The exercise asks you to copy every line below in which "simbolik" appears.

■ EXTRACTED RECORDS
START

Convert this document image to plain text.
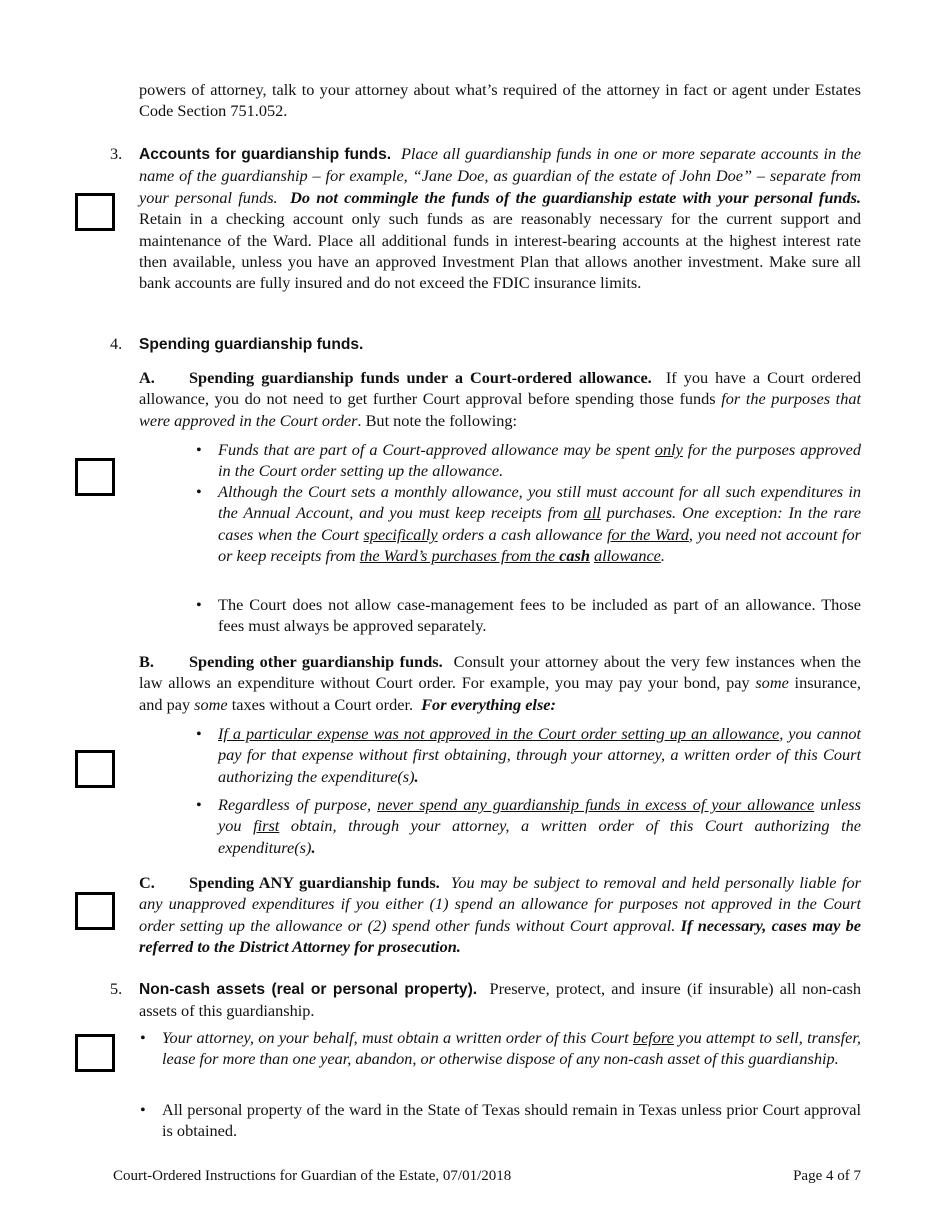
powers of attorney, talk to your attorney about what’s required of the attorney in fact or agent under Estates Code Section 751.052.

3. Accounts for guardianship funds. Place all guardianship funds in one or more separate accounts in the name of the guardianship – for example, “Jane Doe, as guardian of the estate of John Doe” – separate from your personal funds. Do not commingle the funds of the guardianship estate with your personal funds. Retain in a checking account only such funds as are reasonably necessary for the current support and maintenance of the Ward. Place all additional funds in interest-bearing accounts at the highest interest rate then available, unless you have an approved Investment Plan that allows another investment. Make sure all bank accounts are fully insured and do not exceed the FDIC insurance limits.

4. Spending guardianship funds.

A. Spending guardianship funds under a Court-ordered allowance. If you have a Court ordered allowance, you do not need to get further Court approval before spending those funds for the purposes that were approved in the Court order. But note the following:

• Funds that are part of a Court-approved allowance may be spent only for the purposes approved in the Court order setting up the allowance.

• Although the Court sets a monthly allowance, you still must account for all such expenditures in the Annual Account, and you must keep receipts from all purchases. One exception: In the rare cases when the Court specifically orders a cash allowance for the Ward, you need not account for or keep receipts from the Ward’s purchases from the cash allowance.

• The Court does not allow case-management fees to be included as part of an allowance. Those fees must always be approved separately.

B. Spending other guardianship funds. Consult your attorney about the very few instances when the law allows an expenditure without Court order. For example, you may pay your bond, pay some insurance, and pay some taxes without a Court order. For everything else:

• If a particular expense was not approved in the Court order setting up an allowance, you cannot pay for that expense without first obtaining, through your attorney, a written order of this Court authorizing the expenditure(s).

• Regardless of purpose, never spend any guardianship funds in excess of your allowance unless you first obtain, through your attorney, a written order of this Court authorizing the expenditure(s).

C. Spending ANY guardianship funds. You may be subject to removal and held personally liable for any unapproved expenditures if you either (1) spend an allowance for purposes not approved in the Court order setting up the allowance or (2) spend other funds without Court approval. If necessary, cases may be referred to the District Attorney for prosecution.

5. Non-cash assets (real or personal property). Preserve, protect, and insure (if insurable) all non-cash assets of this guardianship.

• Your attorney, on your behalf, must obtain a written order of this Court before you attempt to sell, transfer, lease for more than one year, abandon, or otherwise dispose of any non-cash asset of this guardianship.

• All personal property of the ward in the State of Texas should remain in Texas unless prior Court approval is obtained.

Court-Ordered Instructions for Guardian of the Estate, 07/01/2018	Page 4 of 7
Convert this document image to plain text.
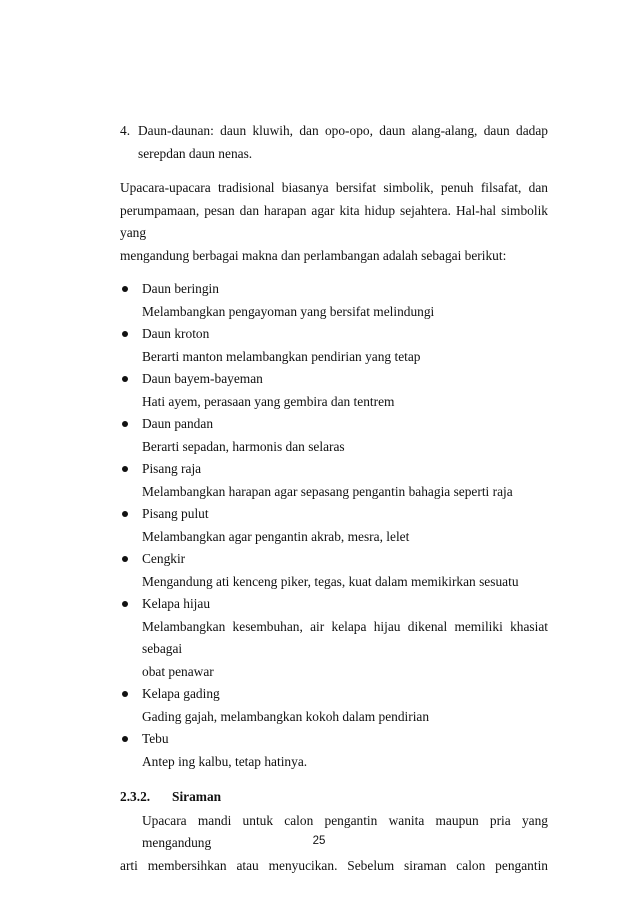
4. Daun-daunan: daun kluwih, dan opo-opo, daun alang-alang, daun dadap
serepdan daun nenas.
Upacara-upacara tradisional biasanya bersifat simbolik, penuh filsafat, dan
perumpamaan, pesan dan harapan agar kita hidup sejahtera. Hal-hal simbolik yang
mengandung berbagai makna dan perlambangan adalah sebagai berikut:
Daun beringin
Melambangkan pengayoman yang bersifat melindungi
Daun kroton
Berarti manton melambangkan pendirian yang tetap
Daun bayem-bayeman
Hati ayem, perasaan yang gembira dan tentrem
Daun pandan
Berarti sepadan, harmonis dan selaras
Pisang raja
Melambangkan harapan agar sepasang pengantin bahagia seperti raja
Pisang pulut
Melambangkan agar pengantin akrab, mesra, lelet
Cengkir
Mengandung ati kenceng piker, tegas, kuat dalam memikirkan sesuatu
Kelapa hijau
Melambangkan kesembuhan, air kelapa hijau dikenal memiliki khasiat sebagai
obat penawar
Kelapa gading
Gading gajah, melambangkan kokoh dalam pendirian
Tebu
Antep ing kalbu, tetap hatinya.
2.3.2. Siraman
Upacara mandi untuk calon pengantin wanita maupun pria yang mengandung
arti membersihkan atau menyucikan. Sebelum siraman calon pengantin
25
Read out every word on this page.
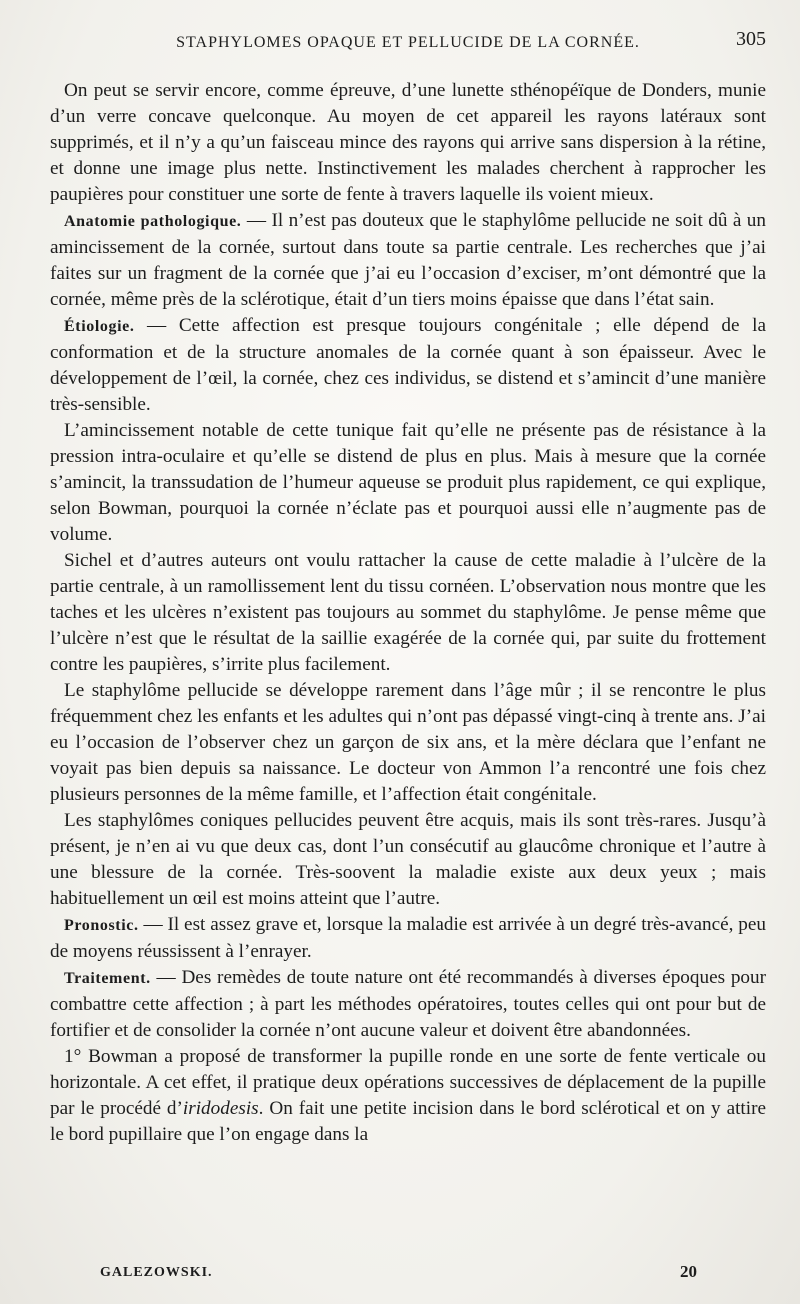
STAPHYLOMES OPAQUE ET PELLUCIDE DE LA CORNÉE.	305

On peut se servir encore, comme épreuve, d’une lunette sthénopéïque de Donders, munie d’un verre concave quelconque. Au moyen de cet appareil les rayons latéraux sont supprimés, et il n’y a qu’un faisceau mince des rayons qui arrive sans dispersion à la rétine, et donne une image plus nette. Instinctivement les malades cherchent à rapprocher les paupières pour constituer une sorte de fente à travers laquelle ils voient mieux.

Anatomie pathologique. — Il n’est pas douteux que le staphylôme pellucide ne soit dû à un amincissement de la cornée, surtout dans toute sa partie centrale. Les recherches que j’ai faites sur un fragment de la cornée que j’ai eu l’occasion d’exciser, m’ont démontré que la cornée, même près de la sclérotique, était d’un tiers moins épaisse que dans l’état sain.

Étiologie. — Cette affection est presque toujours congénitale ; elle dépend de la conformation et de la structure anomales de la cornée quant à son épaisseur. Avec le développement de l’œil, la cornée, chez ces individus, se distend et s’amincit d’une manière très-sensible.

L’amincissement notable de cette tunique fait qu’elle ne présente pas de résistance à la pression intra-oculaire et qu’elle se distend de plus en plus. Mais à mesure que la cornée s’amincit, la transsudation de l’humeur aqueuse se produit plus rapidement, ce qui explique, selon Bowman, pourquoi la cornée n’éclate pas et pourquoi aussi elle n’augmente pas de volume.

Sichel et d’autres auteurs ont voulu rattacher la cause de cette maladie à l’ulcère de la partie centrale, à un ramollissement lent du tissu cornéen. L’observation nous montre que les taches et les ulcères n’existent pas toujours au sommet du staphylôme. Je pense même que l’ulcère n’est que le résultat de la saillie exagérée de la cornée qui, par suite du frottement contre les paupières, s’irrite plus facilement.

Le staphylôme pellucide se développe rarement dans l’âge mûr ; il se rencontre le plus fréquemment chez les enfants et les adultes qui n’ont pas dépassé vingt-cinq à trente ans. J’ai eu l’occasion de l’observer chez un garçon de six ans, et la mère déclara que l’enfant ne voyait pas bien depuis sa naissance. Le docteur von Ammon l’a rencontré une fois chez plusieurs personnes de la même famille, et l’affection était congénitale.

Les staphylômes coniques pellucides peuvent être acquis, mais ils sont très-rares. Jusqu’à présent, je n’en ai vu que deux cas, dont l’un consécutif au glaucôme chronique et l’autre à une blessure de la cornée. Très-soovent la maladie existe aux deux yeux ; mais habituellement un œil est moins atteint que l’autre.

Pronostic. — Il est assez grave et, lorsque la maladie est arrivée à un degré très-avancé, peu de moyens réussissent à l’enrayer.

Traitement. — Des remèdes de toute nature ont été recommandés à diverses époques pour combattre cette affection ; à part les méthodes opératoires, toutes celles qui ont pour but de fortifier et de consolider la cornée n’ont aucune valeur et doivent être abandonnées.

1° Bowman a proposé de transformer la pupille ronde en une sorte de fente verticale ou horizontale. A cet effet, il pratique deux opérations successives de déplacement de la pupille par le procédé d’iridodesis. On fait une petite incision dans le bord sclérotical et on y attire le bord pupillaire que l’on engage dans la

GALEZOWSKI.	20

END

■ SOLUTION TO THIS TASK
Upacara-upacara tradisional biasanya bersifat simbolik, penuh filsafat, dan
perumpamaan, pesan dan harapan agar kita hidup sejahtera. Hal-hal simbolik yang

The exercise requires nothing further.